(begin)
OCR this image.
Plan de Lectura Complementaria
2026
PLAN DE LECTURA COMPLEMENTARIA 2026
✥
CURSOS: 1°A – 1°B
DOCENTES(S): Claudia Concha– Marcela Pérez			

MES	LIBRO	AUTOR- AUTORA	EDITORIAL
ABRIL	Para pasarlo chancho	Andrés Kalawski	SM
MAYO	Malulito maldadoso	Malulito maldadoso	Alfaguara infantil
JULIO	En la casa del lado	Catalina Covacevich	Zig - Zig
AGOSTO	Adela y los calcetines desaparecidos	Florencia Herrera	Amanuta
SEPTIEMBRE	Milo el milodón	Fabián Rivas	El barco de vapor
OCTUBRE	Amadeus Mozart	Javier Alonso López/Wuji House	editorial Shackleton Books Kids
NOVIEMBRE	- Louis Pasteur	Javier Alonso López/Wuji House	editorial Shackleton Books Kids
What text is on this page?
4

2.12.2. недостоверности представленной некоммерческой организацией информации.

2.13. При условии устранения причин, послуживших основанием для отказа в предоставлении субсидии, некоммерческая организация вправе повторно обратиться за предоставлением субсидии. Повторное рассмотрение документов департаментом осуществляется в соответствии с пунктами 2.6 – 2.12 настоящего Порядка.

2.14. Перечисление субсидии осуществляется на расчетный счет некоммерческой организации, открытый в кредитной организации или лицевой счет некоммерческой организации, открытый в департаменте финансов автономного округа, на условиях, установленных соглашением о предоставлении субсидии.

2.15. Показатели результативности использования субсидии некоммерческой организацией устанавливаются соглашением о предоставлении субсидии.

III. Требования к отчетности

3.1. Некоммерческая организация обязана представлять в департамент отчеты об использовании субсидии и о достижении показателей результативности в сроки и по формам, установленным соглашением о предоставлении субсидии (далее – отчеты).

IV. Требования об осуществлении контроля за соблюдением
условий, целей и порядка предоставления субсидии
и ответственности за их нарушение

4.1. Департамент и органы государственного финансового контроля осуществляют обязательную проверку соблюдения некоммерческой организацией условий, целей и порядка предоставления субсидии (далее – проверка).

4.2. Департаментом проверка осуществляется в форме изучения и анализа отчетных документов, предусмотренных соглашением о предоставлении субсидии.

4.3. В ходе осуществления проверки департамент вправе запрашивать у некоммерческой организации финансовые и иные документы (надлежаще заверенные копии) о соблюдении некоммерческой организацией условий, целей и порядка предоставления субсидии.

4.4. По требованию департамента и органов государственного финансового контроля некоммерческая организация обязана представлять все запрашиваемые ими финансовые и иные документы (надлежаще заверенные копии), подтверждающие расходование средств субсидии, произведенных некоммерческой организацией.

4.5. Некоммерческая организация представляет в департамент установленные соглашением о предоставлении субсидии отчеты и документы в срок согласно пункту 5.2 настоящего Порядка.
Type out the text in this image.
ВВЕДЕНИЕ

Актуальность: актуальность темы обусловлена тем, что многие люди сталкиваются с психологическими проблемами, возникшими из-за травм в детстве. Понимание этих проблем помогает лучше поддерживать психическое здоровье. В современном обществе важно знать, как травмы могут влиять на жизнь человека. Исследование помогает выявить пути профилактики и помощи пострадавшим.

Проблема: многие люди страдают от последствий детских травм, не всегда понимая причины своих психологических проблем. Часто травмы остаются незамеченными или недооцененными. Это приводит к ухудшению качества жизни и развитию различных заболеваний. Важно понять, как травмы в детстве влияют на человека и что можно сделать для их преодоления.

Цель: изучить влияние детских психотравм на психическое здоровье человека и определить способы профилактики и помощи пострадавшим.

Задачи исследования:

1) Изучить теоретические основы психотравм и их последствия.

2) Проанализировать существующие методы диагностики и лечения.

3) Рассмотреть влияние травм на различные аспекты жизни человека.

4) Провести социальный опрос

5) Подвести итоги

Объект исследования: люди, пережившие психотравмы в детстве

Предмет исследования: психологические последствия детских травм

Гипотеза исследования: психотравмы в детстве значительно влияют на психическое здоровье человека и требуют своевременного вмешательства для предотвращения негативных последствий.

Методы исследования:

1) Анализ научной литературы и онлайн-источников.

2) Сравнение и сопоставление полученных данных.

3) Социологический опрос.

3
(end)
Short problem:
Give the records above again, word for word.

Exercise solution:
OCR this image.
Plan de Lectura Complementaria
2026
PLAN DE LECTURA COMPLEMENTARIA 2026
✥
CURSOS: 1°A – 1°B
DOCENTES(S): Claudia Concha– Marcela Pérez			

MES	LIBRO	AUTOR- AUTORA	EDITORIAL
ABRIL	Para pasarlo chancho	Andrés Kalawski	SM
MAYO	Malulito maldadoso	Malulito maldadoso	Alfaguara infantil
JULIO	En la casa del lado	Catalina Covacevich	Zig - Zig
AGOSTO	Adela y los calcetines desaparecidos	Florencia Herrera	Amanuta
SEPTIEMBRE	Milo el milodón	Fabián Rivas	El barco de vapor
OCTUBRE	Amadeus Mozart	Javier Alonso López/Wuji House	editorial Shackleton Books Kids
NOVIEMBRE	- Louis Pasteur	Javier Alonso López/Wuji House	editorial Shackleton Books Kids
What text is on this page?
4

2.12.2. недостоверности представленной некоммерческой организацией информации.

2.13. При условии устранения причин, послуживших основанием для отказа в предоставлении субсидии, некоммерческая организация вправе повторно обратиться за предоставлением субсидии. Повторное рассмотрение документов департаментом осуществляется в соответствии с пунктами 2.6 – 2.12 настоящего Порядка.

2.14. Перечисление субсидии осуществляется на расчетный счет некоммерческой организации, открытый в кредитной организации или лицевой счет некоммерческой организации, открытый в департаменте финансов автономного округа, на условиях, установленных соглашением о предоставлении субсидии.

2.15. Показатели результативности использования субсидии некоммерческой организацией устанавливаются соглашением о предоставлении субсидии.

III. Требования к отчетности

3.1. Некоммерческая организация обязана представлять в департамент отчеты об использовании субсидии и о достижении показателей результативности в сроки и по формам, установленным соглашением о предоставлении субсидии (далее – отчеты).

IV. Требования об осуществлении контроля за соблюдением
условий, целей и порядка предоставления субсидии
и ответственности за их нарушение

4.1. Департамент и органы государственного финансового контроля осуществляют обязательную проверку соблюдения некоммерческой организацией условий, целей и порядка предоставления субсидии (далее – проверка).

4.2. Департаментом проверка осуществляется в форме изучения и анализа отчетных документов, предусмотренных соглашением о предоставлении субсидии.

4.3. В ходе осуществления проверки департамент вправе запрашивать у некоммерческой организации финансовые и иные документы (надлежаще заверенные копии) о соблюдении некоммерческой организацией условий, целей и порядка предоставления субсидии.

4.4. По требованию департамента и органов государственного финансового контроля некоммерческая организация обязана представлять все запрашиваемые ими финансовые и иные документы (надлежаще заверенные копии), подтверждающие расходование средств субсидии, произведенных некоммерческой организацией.

4.5. Некоммерческая организация представляет в департамент установленные соглашением о предоставлении субсидии отчеты и документы в срок согласно пункту 5.2 настоящего Порядка.
Type out the text in this image.
ВВЕДЕНИЕ

Актуальность: актуальность темы обусловлена тем, что многие люди сталкиваются с психологическими проблемами, возникшими из-за травм в детстве. Понимание этих проблем помогает лучше поддерживать психическое здоровье. В современном обществе важно знать, как травмы могут влиять на жизнь человека. Исследование помогает выявить пути профилактики и помощи пострадавшим.

Проблема: многие люди страдают от последствий детских травм, не всегда понимая причины своих психологических проблем. Часто травмы остаются незамеченными или недооцененными. Это приводит к ухудшению качества жизни и развитию различных заболеваний. Важно понять, как травмы в детстве влияют на человека и что можно сделать для их преодоления.

Цель: изучить влияние детских психотравм на психическое здоровье человека и определить способы профилактики и помощи пострадавшим.

Задачи исследования:

1) Изучить теоретические основы психотравм и их последствия.

2) Проанализировать существующие методы диагностики и лечения.

3) Рассмотреть влияние травм на различные аспекты жизни человека.

4) Провести социальный опрос

5) Подвести итоги

Объект исследования: люди, пережившие психотравмы в детстве

Предмет исследования: психологические последствия детских травм

Гипотеза исследования: психотравмы в детстве значительно влияют на психическое здоровье человека и требуют своевременного вмешательства для предотвращения негативных последствий.

Методы исследования:

1) Анализ научной литературы и онлайн-источников.

2) Сравнение и сопоставление полученных данных.

3) Социологический опрос.

3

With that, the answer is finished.